EXCERPTED TEXT |
::::::

GZ: The American angle – I like this expression – was the most natural evolution. If we imagine Italian masters as an island the first bridge to the nearest imaginary island leads to American classics: Walker Evans, Robert Adams, Lee Friedlander, Stephen Shore, and then the New Topographers, and then John Gossage … and more recently authors like Mark Steinmetz, Raymond Meeks, Tim Carpenter…of course then you can’t avoid starting following threads that become much more interestingly complicated, leading elsewhere and covering other authors, countries, influences (think of Eugène Atget and August Sander for instance) and then…well I guess you can easily imagine how, for us, because we were learning and discovering connections, the world of photography seemed to be this amazing beautiful universe and our feeling very similar to that of a child in an enormous candy shop.

::::::

GIVEN INFORMATION |
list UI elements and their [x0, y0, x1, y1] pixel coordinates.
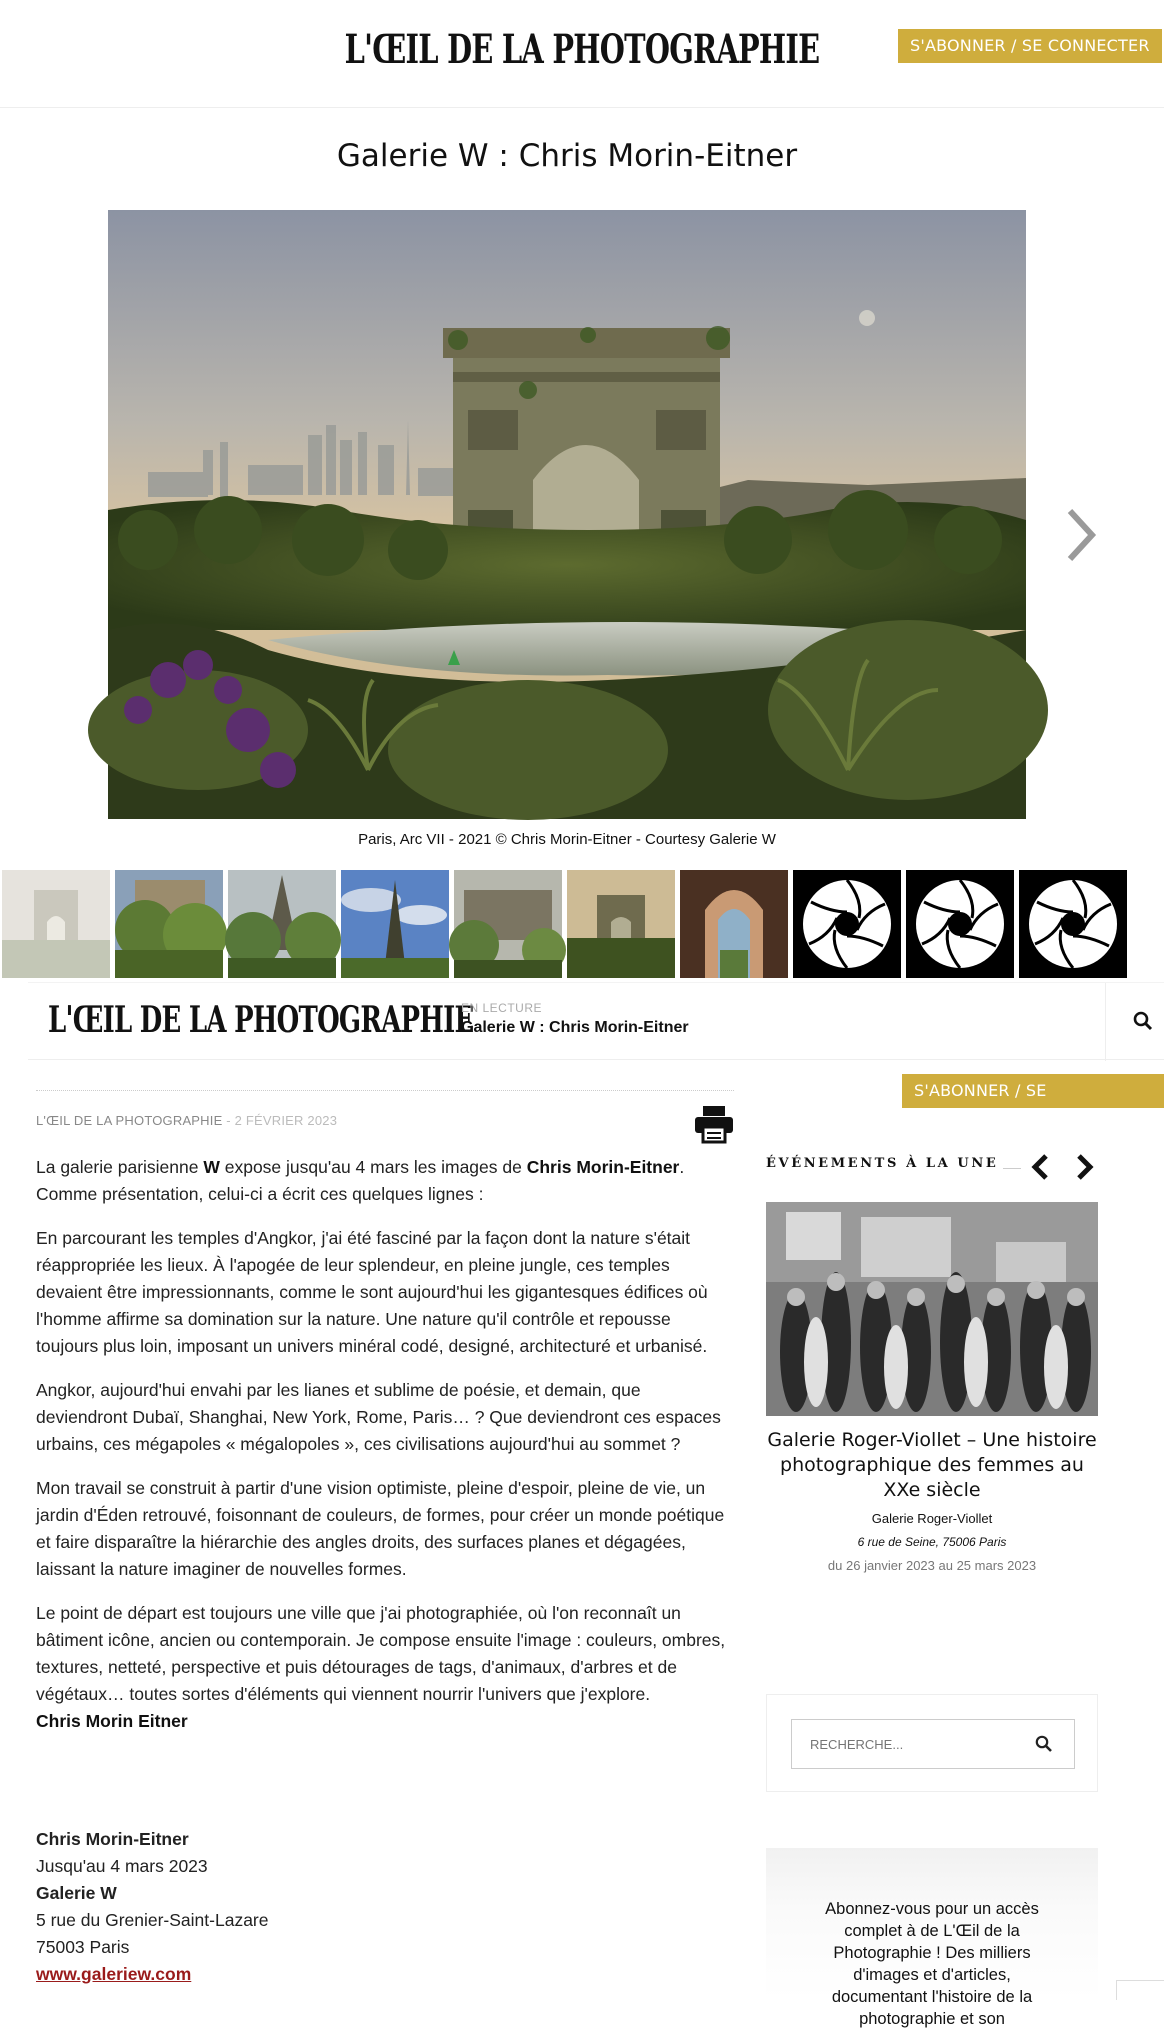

::::::

EXERCISE PROMPT | In the photography interview excerpt, which authors are named after the words "more recently authors like"? Answer using only the text.

SOLVED EXERCISE | Mark Steinmetz, Raymond Meeks, and Tim Carpenter.